»»
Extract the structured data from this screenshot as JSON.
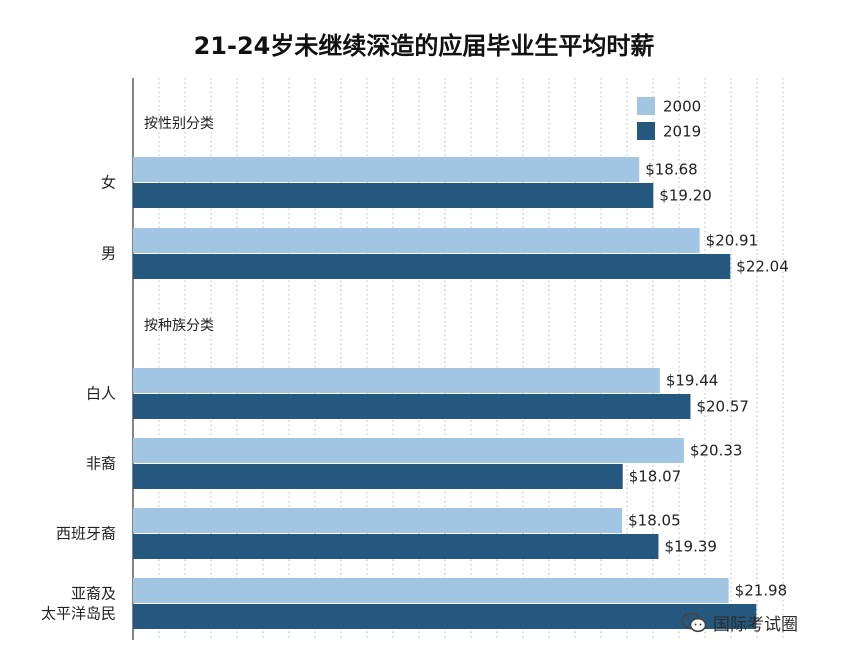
{
  "chart_data": {
    "type": "bar",
    "orientation": "horizontal",
    "title": "21-24岁未继续深造的应届毕业生平均时薪",
    "legend": {
      "position": "top-right",
      "entries": [
        "2000",
        "2019"
      ]
    },
    "colors": {
      "2000": "#a3c5e4",
      "2019": "#25587e"
    },
    "grid": true,
    "xlim": [
      0,
      24.5
    ],
    "value_prefix": "$",
    "groups": [
      {
        "label": "按性别分类",
        "categories": [
          "女",
          "男"
        ]
      },
      {
        "label": "按种族分类",
        "categories": [
          "白人",
          "非裔",
          "西班牙裔",
          "亚裔及\n太平洋岛民"
        ]
      }
    ],
    "categories": [
      "女",
      "男",
      "白人",
      "非裔",
      "西班牙裔",
      "亚裔及\n太平洋岛民"
    ],
    "series": [
      {
        "name": "2000",
        "values": [
          18.68,
          20.91,
          19.44,
          20.33,
          18.05,
          21.98
        ]
      },
      {
        "name": "2019",
        "values": [
          19.2,
          22.04,
          20.57,
          18.07,
          19.39,
          23.0
        ]
      }
    ]
  },
  "watermark": {
    "text": "国际考试圈",
    "icon": "wechat-icon"
  }
}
««
Set down the records in full and exactly. Do not carry over any image.

Extract the structured data from this screenshot as JSON.
{
  "chart_data": {
    "type": "bar",
    "orientation": "horizontal",
    "title": "21-24岁未继续深造的应届毕业生平均时薪",
    "legend": {
      "position": "top-right",
      "entries": [
        "2000",
        "2019"
      ]
    },
    "colors": {
      "2000": "#a3c5e4",
      "2019": "#25587e"
    },
    "grid": true,
    "xlim": [
      0,
      24.5
    ],
    "value_prefix": "$",
    "groups": [
      {
        "label": "按性别分类",
        "categories": [
          "女",
          "男"
        ]
      },
      {
        "label": "按种族分类",
        "categories": [
          "白人",
          "非裔",
          "西班牙裔",
          "亚裔及\n太平洋岛民"
        ]
      }
    ],
    "categories": [
      "女",
      "男",
      "白人",
      "非裔",
      "西班牙裔",
      "亚裔及\n太平洋岛民"
    ],
    "series": [
      {
        "name": "2000",
        "values": [
          18.68,
          20.91,
          19.44,
          20.33,
          18.05,
          21.98
        ]
      },
      {
        "name": "2019",
        "values": [
          19.2,
          22.04,
          20.57,
          18.07,
          19.39,
          23.0
        ]
      }
    ]
  },
  "watermark": {
    "text": "国际考试圈",
    "icon": "wechat-icon"
  }
}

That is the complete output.